- PROBLEM DESCRIPTION: Quote every line of the data below as it stands, omitting pictures.

- DATA SUPPLIED:
►

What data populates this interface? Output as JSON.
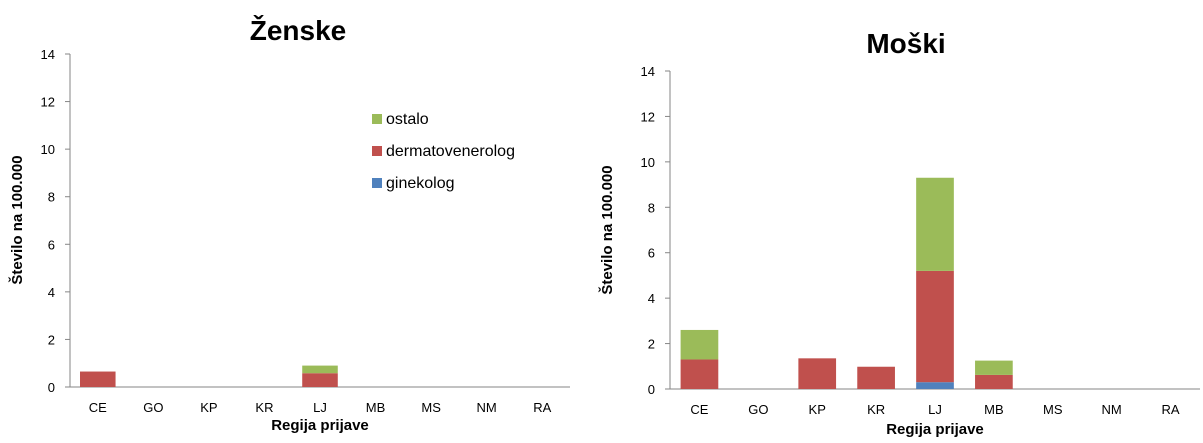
{
  "chart_data": [
    {
      "type": "bar",
      "stacked": true,
      "title": "Ženske",
      "xlabel": "Regija prijave",
      "ylabel": "Število na 100.000",
      "ylim": [
        0,
        14
      ],
      "yticks": [
        0,
        2,
        4,
        6,
        8,
        10,
        12,
        14
      ],
      "categories": [
        "CE",
        "GO",
        "KP",
        "KR",
        "LJ",
        "MB",
        "MS",
        "NM",
        "RA"
      ],
      "legend": "top-right",
      "series": [
        {
          "name": "ginekolog",
          "color": "#4f81bd",
          "values": [
            0,
            0,
            0,
            0,
            0,
            0,
            0,
            0,
            0
          ]
        },
        {
          "name": "dermatovenerolog",
          "color": "#c0504d",
          "values": [
            0.65,
            0,
            0,
            0,
            0.58,
            0,
            0,
            0,
            0
          ]
        },
        {
          "name": "ostalo",
          "color": "#9bbb59",
          "values": [
            0,
            0,
            0,
            0,
            0.32,
            0,
            0,
            0,
            0
          ]
        }
      ]
    },
    {
      "type": "bar",
      "stacked": true,
      "title": "Moški",
      "xlabel": "Regija prijave",
      "ylabel": "Število na 100.000",
      "ylim": [
        0,
        14
      ],
      "yticks": [
        0,
        2,
        4,
        6,
        8,
        10,
        12,
        14
      ],
      "categories": [
        "CE",
        "GO",
        "KP",
        "KR",
        "LJ",
        "MB",
        "MS",
        "NM",
        "RA"
      ],
      "series": [
        {
          "name": "ginekolog",
          "color": "#4f81bd",
          "values": [
            0,
            0,
            0,
            0,
            0.3,
            0,
            0,
            0,
            0
          ]
        },
        {
          "name": "dermatovenerolog",
          "color": "#c0504d",
          "values": [
            1.3,
            0,
            1.35,
            0.98,
            4.9,
            0.62,
            0,
            0,
            0
          ]
        },
        {
          "name": "ostalo",
          "color": "#9bbb59",
          "values": [
            1.3,
            0,
            0,
            0,
            4.1,
            0.63,
            0,
            0,
            0
          ]
        }
      ]
    }
  ]
}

◄

- PROBLEM SOLUTION:
What data populates this interface? Output as JSON.
{
  "chart_data": [
    {
      "type": "bar",
      "stacked": true,
      "title": "Ženske",
      "xlabel": "Regija prijave",
      "ylabel": "Število na 100.000",
      "ylim": [
        0,
        14
      ],
      "yticks": [
        0,
        2,
        4,
        6,
        8,
        10,
        12,
        14
      ],
      "categories": [
        "CE",
        "GO",
        "KP",
        "KR",
        "LJ",
        "MB",
        "MS",
        "NM",
        "RA"
      ],
      "legend": "top-right",
      "series": [
        {
          "name": "ginekolog",
          "color": "#4f81bd",
          "values": [
            0,
            0,
            0,
            0,
            0,
            0,
            0,
            0,
            0
          ]
        },
        {
          "name": "dermatovenerolog",
          "color": "#c0504d",
          "values": [
            0.65,
            0,
            0,
            0,
            0.58,
            0,
            0,
            0,
            0
          ]
        },
        {
          "name": "ostalo",
          "color": "#9bbb59",
          "values": [
            0,
            0,
            0,
            0,
            0.32,
            0,
            0,
            0,
            0
          ]
        }
      ]
    },
    {
      "type": "bar",
      "stacked": true,
      "title": "Moški",
      "xlabel": "Regija prijave",
      "ylabel": "Število na 100.000",
      "ylim": [
        0,
        14
      ],
      "yticks": [
        0,
        2,
        4,
        6,
        8,
        10,
        12,
        14
      ],
      "categories": [
        "CE",
        "GO",
        "KP",
        "KR",
        "LJ",
        "MB",
        "MS",
        "NM",
        "RA"
      ],
      "series": [
        {
          "name": "ginekolog",
          "color": "#4f81bd",
          "values": [
            0,
            0,
            0,
            0,
            0.3,
            0,
            0,
            0,
            0
          ]
        },
        {
          "name": "dermatovenerolog",
          "color": "#c0504d",
          "values": [
            1.3,
            0,
            1.35,
            0.98,
            4.9,
            0.62,
            0,
            0,
            0
          ]
        },
        {
          "name": "ostalo",
          "color": "#9bbb59",
          "values": [
            1.3,
            0,
            0,
            0,
            4.1,
            0.63,
            0,
            0,
            0
          ]
        }
      ]
    }
  ]
}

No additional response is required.